Items from a data source
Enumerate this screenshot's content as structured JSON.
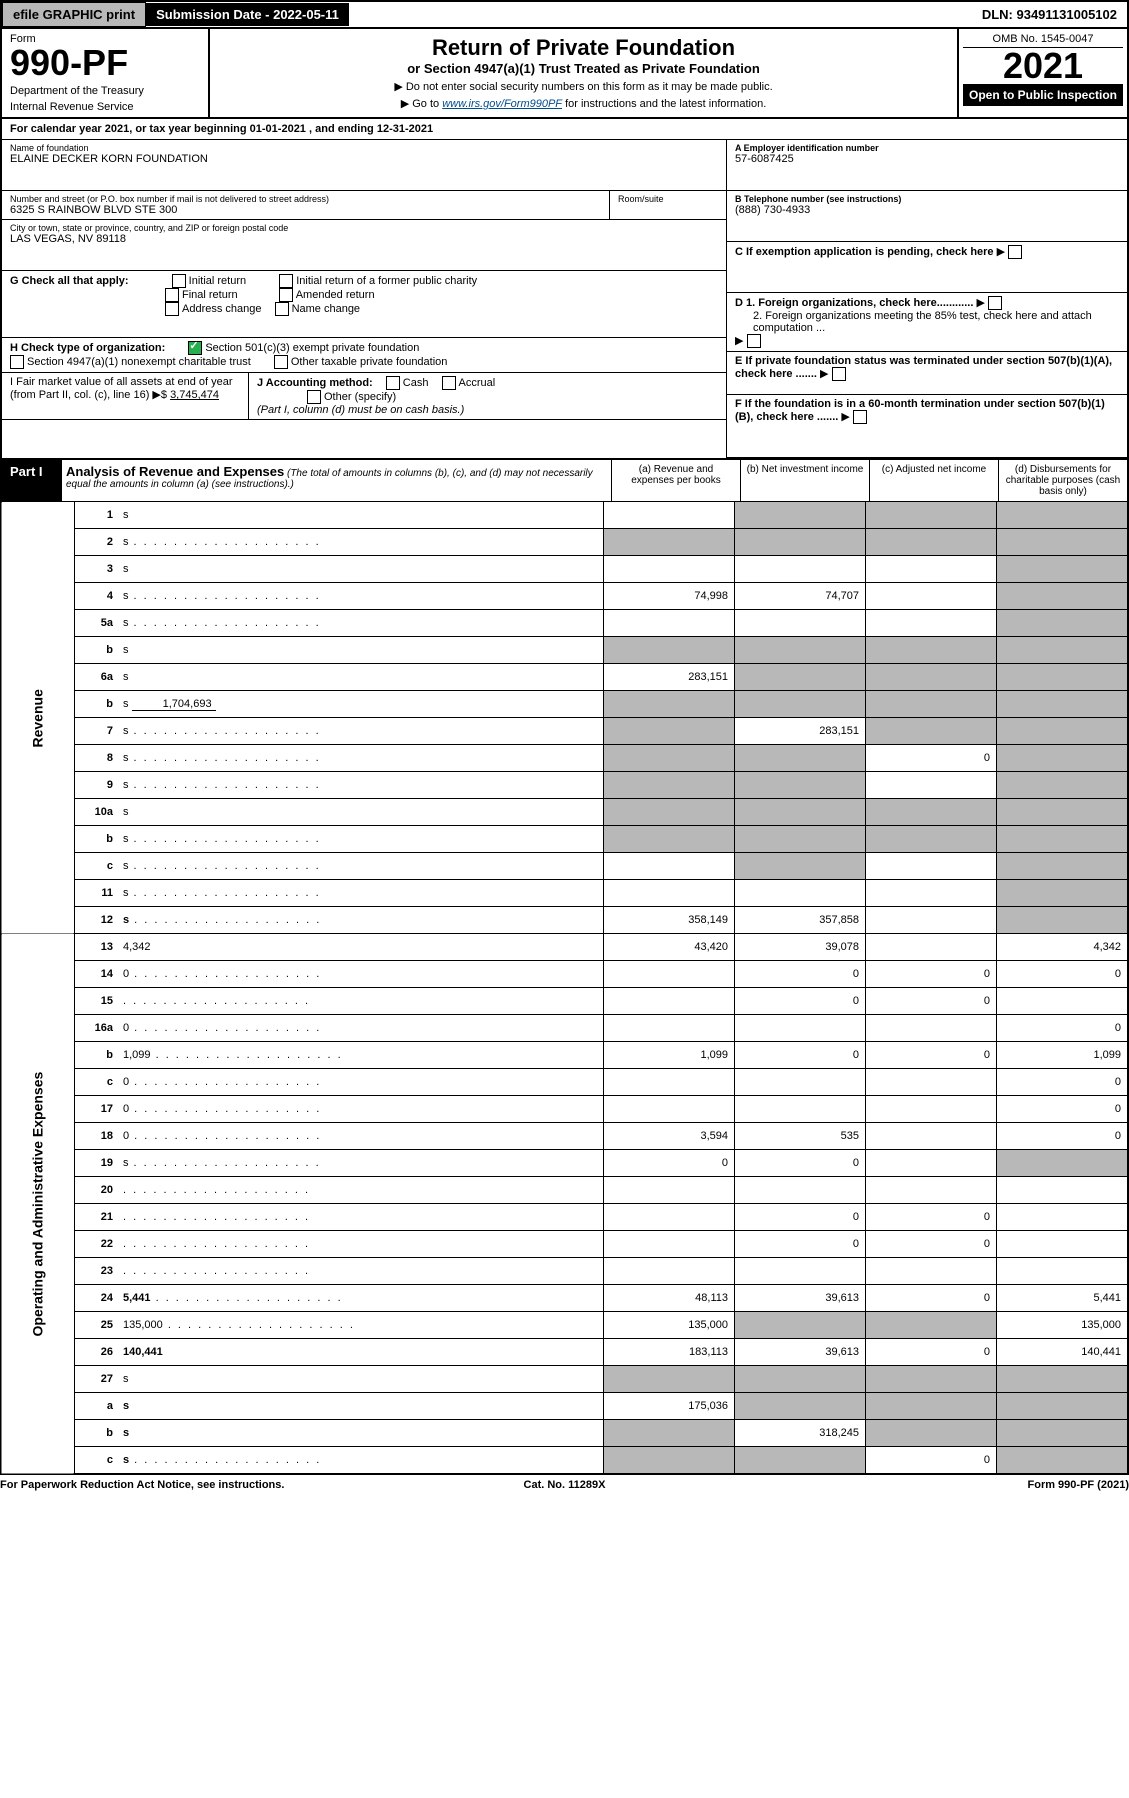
{
  "topbar": {
    "efile": "efile GRAPHIC print",
    "sub_label": "Submission Date - 2022-05-11",
    "dln": "DLN: 93491131005102"
  },
  "header": {
    "form_word": "Form",
    "form_no": "990-PF",
    "dept": "Department of the Treasury",
    "irs": "Internal Revenue Service",
    "title": "Return of Private Foundation",
    "subtitle": "or Section 4947(a)(1) Trust Treated as Private Foundation",
    "instr1": "▶ Do not enter social security numbers on this form as it may be made public.",
    "instr2_pre": "▶ Go to ",
    "instr2_link": "www.irs.gov/Form990PF",
    "instr2_post": " for instructions and the latest information.",
    "omb": "OMB No. 1545-0047",
    "year": "2021",
    "open": "Open to Public Inspection"
  },
  "cal": {
    "pre": "For calendar year 2021, or tax year beginning ",
    "begin": "01-01-2021",
    "mid": " , and ending ",
    "end": "12-31-2021"
  },
  "info": {
    "name_label": "Name of foundation",
    "name": "ELAINE DECKER KORN FOUNDATION",
    "addr_label": "Number and street (or P.O. box number if mail is not delivered to street address)",
    "addr": "6325 S RAINBOW BLVD STE 300",
    "room_label": "Room/suite",
    "city_label": "City or town, state or province, country, and ZIP or foreign postal code",
    "city": "LAS VEGAS, NV  89118",
    "ein_label": "A Employer identification number",
    "ein": "57-6087425",
    "tel_label": "B Telephone number (see instructions)",
    "tel": "(888) 730-4933",
    "c_label": "C If exemption application is pending, check here",
    "g_label": "G Check all that apply:",
    "g_opts": [
      "Initial return",
      "Final return",
      "Address change",
      "Initial return of a former public charity",
      "Amended return",
      "Name change"
    ],
    "d1": "D 1. Foreign organizations, check here............",
    "d2": "2. Foreign organizations meeting the 85% test, check here and attach computation ...",
    "h_label": "H Check type of organization:",
    "h_opt1": "Section 501(c)(3) exempt private foundation",
    "h_opt2": "Section 4947(a)(1) nonexempt charitable trust",
    "h_opt3": "Other taxable private foundation",
    "e_label": "E If private foundation status was terminated under section 507(b)(1)(A), check here .......",
    "i_label": "I Fair market value of all assets at end of year (from Part II, col. (c), line 16) ▶$",
    "i_val": "3,745,474",
    "j_label": "J Accounting method:",
    "j_cash": "Cash",
    "j_accr": "Accrual",
    "j_other": "Other (specify)",
    "j_note": "(Part I, column (d) must be on cash basis.)",
    "f_label": "F If the foundation is in a 60-month termination under section 507(b)(1)(B), check here ......."
  },
  "part1": {
    "label": "Part I",
    "title": "Analysis of Revenue and Expenses",
    "note": "(The total of amounts in columns (b), (c), and (d) may not necessarily equal the amounts in column (a) (see instructions).)",
    "cols": {
      "a": "(a) Revenue and expenses per books",
      "b": "(b) Net investment income",
      "c": "(c) Adjusted net income",
      "d": "(d) Disbursements for charitable purposes (cash basis only)"
    }
  },
  "sides": {
    "rev": "Revenue",
    "exp": "Operating and Administrative Expenses"
  },
  "rows": [
    {
      "n": "1",
      "d": "s",
      "a": "",
      "b": "s",
      "c": "s"
    },
    {
      "n": "2",
      "d": "s",
      "dots": true,
      "a": "s",
      "b": "s",
      "c": "s"
    },
    {
      "n": "3",
      "d": "s",
      "a": "",
      "b": "",
      "c": ""
    },
    {
      "n": "4",
      "d": "s",
      "dots": true,
      "a": "74,998",
      "b": "74,707",
      "c": ""
    },
    {
      "n": "5a",
      "d": "s",
      "dots": true,
      "a": "",
      "b": "",
      "c": ""
    },
    {
      "n": "b",
      "d": "s",
      "a": "s",
      "b": "s",
      "c": "s"
    },
    {
      "n": "6a",
      "d": "s",
      "a": "283,151",
      "b": "s",
      "c": "s"
    },
    {
      "n": "b",
      "d": "s",
      "inline": "1,704,693",
      "a": "s",
      "b": "s",
      "c": "s"
    },
    {
      "n": "7",
      "d": "s",
      "dots": true,
      "a": "s",
      "b": "283,151",
      "c": "s"
    },
    {
      "n": "8",
      "d": "s",
      "dots": true,
      "a": "s",
      "b": "s",
      "c": "0"
    },
    {
      "n": "9",
      "d": "s",
      "dots": true,
      "a": "s",
      "b": "s",
      "c": ""
    },
    {
      "n": "10a",
      "d": "s",
      "a": "s",
      "b": "s",
      "c": "s"
    },
    {
      "n": "b",
      "d": "s",
      "dots": true,
      "a": "s",
      "b": "s",
      "c": "s"
    },
    {
      "n": "c",
      "d": "s",
      "dots": true,
      "a": "",
      "b": "s",
      "c": ""
    },
    {
      "n": "11",
      "d": "s",
      "dots": true,
      "a": "",
      "b": "",
      "c": ""
    },
    {
      "n": "12",
      "d": "s",
      "bold": true,
      "dots": true,
      "a": "358,149",
      "b": "357,858",
      "c": ""
    },
    {
      "n": "13",
      "d": "4,342",
      "a": "43,420",
      "b": "39,078",
      "c": ""
    },
    {
      "n": "14",
      "d": "0",
      "dots": true,
      "a": "",
      "b": "0",
      "c": "0"
    },
    {
      "n": "15",
      "d": "",
      "dots": true,
      "a": "",
      "b": "0",
      "c": "0"
    },
    {
      "n": "16a",
      "d": "0",
      "dots": true,
      "a": "",
      "b": "",
      "c": ""
    },
    {
      "n": "b",
      "d": "1,099",
      "dots": true,
      "a": "1,099",
      "b": "0",
      "c": "0"
    },
    {
      "n": "c",
      "d": "0",
      "dots": true,
      "a": "",
      "b": "",
      "c": ""
    },
    {
      "n": "17",
      "d": "0",
      "dots": true,
      "a": "",
      "b": "",
      "c": ""
    },
    {
      "n": "18",
      "d": "0",
      "dots": true,
      "a": "3,594",
      "b": "535",
      "c": ""
    },
    {
      "n": "19",
      "d": "s",
      "dots": true,
      "a": "0",
      "b": "0",
      "c": ""
    },
    {
      "n": "20",
      "d": "",
      "dots": true,
      "a": "",
      "b": "",
      "c": ""
    },
    {
      "n": "21",
      "d": "",
      "dots": true,
      "a": "",
      "b": "0",
      "c": "0"
    },
    {
      "n": "22",
      "d": "",
      "dots": true,
      "a": "",
      "b": "0",
      "c": "0"
    },
    {
      "n": "23",
      "d": "",
      "dots": true,
      "a": "",
      "b": "",
      "c": ""
    },
    {
      "n": "24",
      "d": "5,441",
      "bold": true,
      "dots": true,
      "a": "48,113",
      "b": "39,613",
      "c": "0"
    },
    {
      "n": "25",
      "d": "135,000",
      "dots": true,
      "a": "135,000",
      "b": "s",
      "c": "s"
    },
    {
      "n": "26",
      "d": "140,441",
      "bold": true,
      "a": "183,113",
      "b": "39,613",
      "c": "0"
    },
    {
      "n": "27",
      "d": "s",
      "a": "s",
      "b": "s",
      "c": "s"
    },
    {
      "n": "a",
      "d": "s",
      "bold": true,
      "a": "175,036",
      "b": "s",
      "c": "s"
    },
    {
      "n": "b",
      "d": "s",
      "bold": true,
      "a": "s",
      "b": "318,245",
      "c": "s"
    },
    {
      "n": "c",
      "d": "s",
      "bold": true,
      "dots": true,
      "a": "s",
      "b": "s",
      "c": "0"
    }
  ],
  "footer": {
    "pra": "For Paperwork Reduction Act Notice, see instructions.",
    "cat": "Cat. No. 11289X",
    "form": "Form 990-PF (2021)"
  }
}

AIM OF THE TASK.
Pull out every line in the material above where "Revenue" occurs.

EXPECTED ANSWER.
    "irs": "Internal Revenue Service",
    "title": "Analysis of Revenue and Expenses",
      "a": "(a) Revenue and expenses per books",
    "rev": "Revenue",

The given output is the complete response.